Dataset records:
-- -- --
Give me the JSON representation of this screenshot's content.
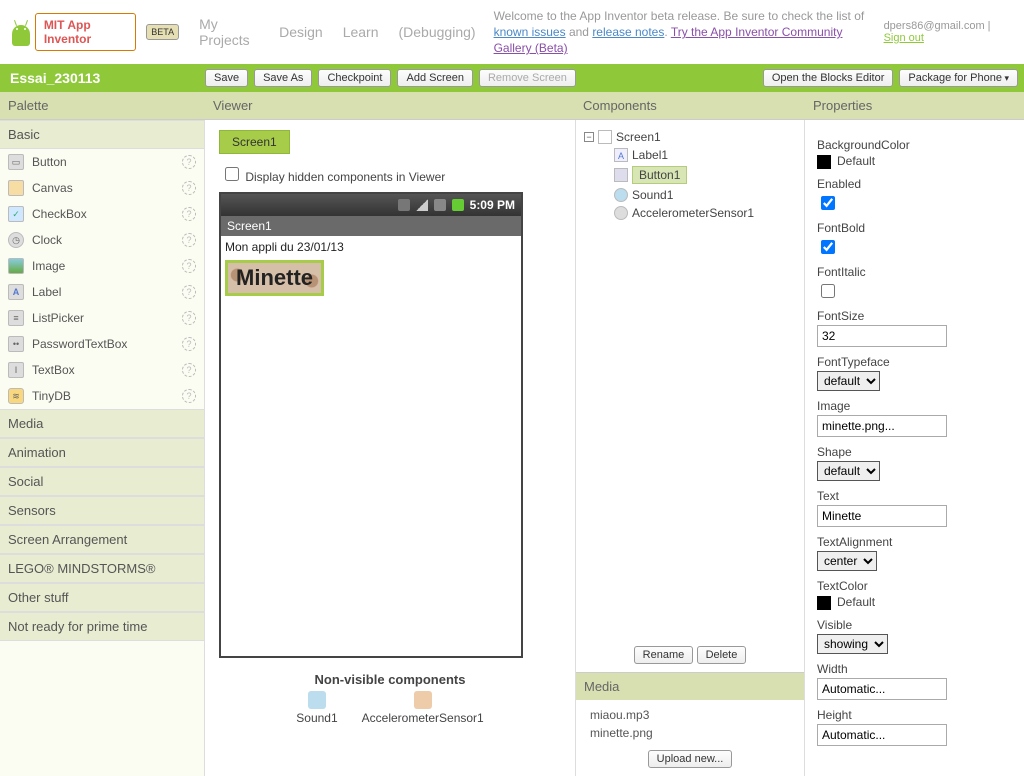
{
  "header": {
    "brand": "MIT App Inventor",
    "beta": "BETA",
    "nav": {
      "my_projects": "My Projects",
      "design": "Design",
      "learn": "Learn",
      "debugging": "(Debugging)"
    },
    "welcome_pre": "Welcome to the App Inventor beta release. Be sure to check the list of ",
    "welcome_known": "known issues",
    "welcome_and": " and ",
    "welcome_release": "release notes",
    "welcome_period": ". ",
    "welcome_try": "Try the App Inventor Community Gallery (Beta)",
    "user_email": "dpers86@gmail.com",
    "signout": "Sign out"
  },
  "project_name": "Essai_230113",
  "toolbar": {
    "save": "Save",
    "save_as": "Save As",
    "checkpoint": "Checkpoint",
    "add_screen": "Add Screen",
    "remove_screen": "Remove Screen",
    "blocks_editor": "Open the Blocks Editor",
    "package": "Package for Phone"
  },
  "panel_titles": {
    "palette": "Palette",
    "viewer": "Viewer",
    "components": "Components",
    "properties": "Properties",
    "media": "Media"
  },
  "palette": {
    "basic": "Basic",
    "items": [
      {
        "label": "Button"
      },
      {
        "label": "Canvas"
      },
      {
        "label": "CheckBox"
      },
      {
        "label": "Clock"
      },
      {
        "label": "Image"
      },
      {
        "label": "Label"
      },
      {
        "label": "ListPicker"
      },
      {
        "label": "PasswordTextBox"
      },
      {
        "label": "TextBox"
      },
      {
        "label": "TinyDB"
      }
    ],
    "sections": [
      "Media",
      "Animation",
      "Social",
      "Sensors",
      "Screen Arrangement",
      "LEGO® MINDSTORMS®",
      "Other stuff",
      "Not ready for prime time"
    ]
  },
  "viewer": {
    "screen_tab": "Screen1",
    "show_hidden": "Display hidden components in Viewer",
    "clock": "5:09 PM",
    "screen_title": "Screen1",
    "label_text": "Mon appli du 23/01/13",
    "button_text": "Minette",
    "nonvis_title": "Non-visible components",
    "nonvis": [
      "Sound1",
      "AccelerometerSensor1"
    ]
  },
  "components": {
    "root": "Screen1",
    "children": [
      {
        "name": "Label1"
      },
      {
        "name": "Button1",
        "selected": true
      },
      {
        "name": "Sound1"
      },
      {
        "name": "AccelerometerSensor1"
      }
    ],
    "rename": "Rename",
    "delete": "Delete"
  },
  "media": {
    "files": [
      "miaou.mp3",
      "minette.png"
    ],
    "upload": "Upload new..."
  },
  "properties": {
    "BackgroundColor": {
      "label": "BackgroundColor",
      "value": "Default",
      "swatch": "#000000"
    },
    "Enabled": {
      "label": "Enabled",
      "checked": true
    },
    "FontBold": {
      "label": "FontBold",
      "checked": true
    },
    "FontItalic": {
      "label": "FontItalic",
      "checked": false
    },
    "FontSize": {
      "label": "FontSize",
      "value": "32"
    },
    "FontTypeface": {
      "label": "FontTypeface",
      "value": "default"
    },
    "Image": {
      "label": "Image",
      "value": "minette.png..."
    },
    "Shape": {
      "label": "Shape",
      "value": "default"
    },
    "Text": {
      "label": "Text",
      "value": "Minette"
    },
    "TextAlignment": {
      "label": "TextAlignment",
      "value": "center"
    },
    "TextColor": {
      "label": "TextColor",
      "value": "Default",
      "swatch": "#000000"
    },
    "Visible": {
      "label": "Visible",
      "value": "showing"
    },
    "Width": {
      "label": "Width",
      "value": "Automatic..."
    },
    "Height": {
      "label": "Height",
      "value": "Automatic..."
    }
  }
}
-- -- --
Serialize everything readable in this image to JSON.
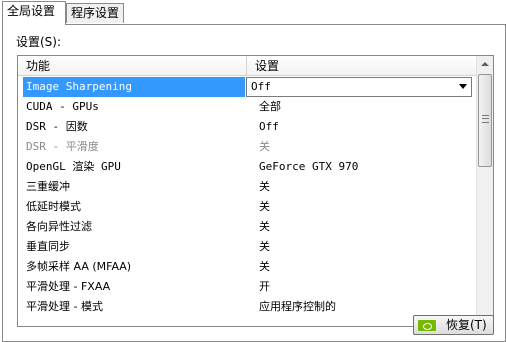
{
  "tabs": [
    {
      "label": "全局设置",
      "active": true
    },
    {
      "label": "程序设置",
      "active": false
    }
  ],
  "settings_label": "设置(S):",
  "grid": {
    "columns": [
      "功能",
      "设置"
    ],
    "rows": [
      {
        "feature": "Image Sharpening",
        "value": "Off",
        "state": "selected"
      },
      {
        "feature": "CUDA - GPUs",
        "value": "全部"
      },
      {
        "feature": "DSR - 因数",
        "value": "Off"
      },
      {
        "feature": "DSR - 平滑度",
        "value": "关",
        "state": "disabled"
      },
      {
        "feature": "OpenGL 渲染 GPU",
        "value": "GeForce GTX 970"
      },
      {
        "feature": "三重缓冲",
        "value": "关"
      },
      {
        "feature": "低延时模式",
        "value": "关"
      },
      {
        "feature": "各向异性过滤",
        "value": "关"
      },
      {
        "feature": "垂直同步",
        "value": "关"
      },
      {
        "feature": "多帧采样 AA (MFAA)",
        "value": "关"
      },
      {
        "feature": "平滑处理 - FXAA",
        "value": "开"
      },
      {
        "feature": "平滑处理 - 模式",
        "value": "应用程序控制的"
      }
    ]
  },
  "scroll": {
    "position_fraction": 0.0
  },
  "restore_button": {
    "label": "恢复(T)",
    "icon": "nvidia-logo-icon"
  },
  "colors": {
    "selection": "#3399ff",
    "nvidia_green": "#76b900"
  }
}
-- -- --
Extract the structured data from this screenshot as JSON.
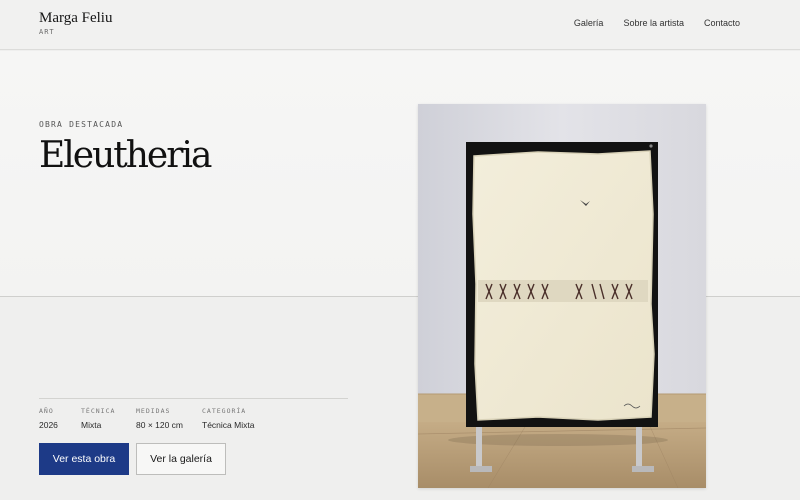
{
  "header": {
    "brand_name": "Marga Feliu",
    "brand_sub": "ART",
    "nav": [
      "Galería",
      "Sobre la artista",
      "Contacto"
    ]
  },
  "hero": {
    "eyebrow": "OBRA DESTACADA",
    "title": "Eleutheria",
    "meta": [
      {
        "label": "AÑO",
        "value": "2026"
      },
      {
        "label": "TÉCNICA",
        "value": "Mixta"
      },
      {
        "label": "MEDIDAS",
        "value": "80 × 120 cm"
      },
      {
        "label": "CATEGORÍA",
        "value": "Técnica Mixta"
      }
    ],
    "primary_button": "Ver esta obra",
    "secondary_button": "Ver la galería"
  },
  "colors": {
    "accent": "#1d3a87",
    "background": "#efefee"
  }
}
-- -- --
Directive: Look through the entries and find each line that has the string "BackgroundColor". Copy those lines.

Answer to the task:
    "BackgroundColor": {
      "label": "BackgroundColor",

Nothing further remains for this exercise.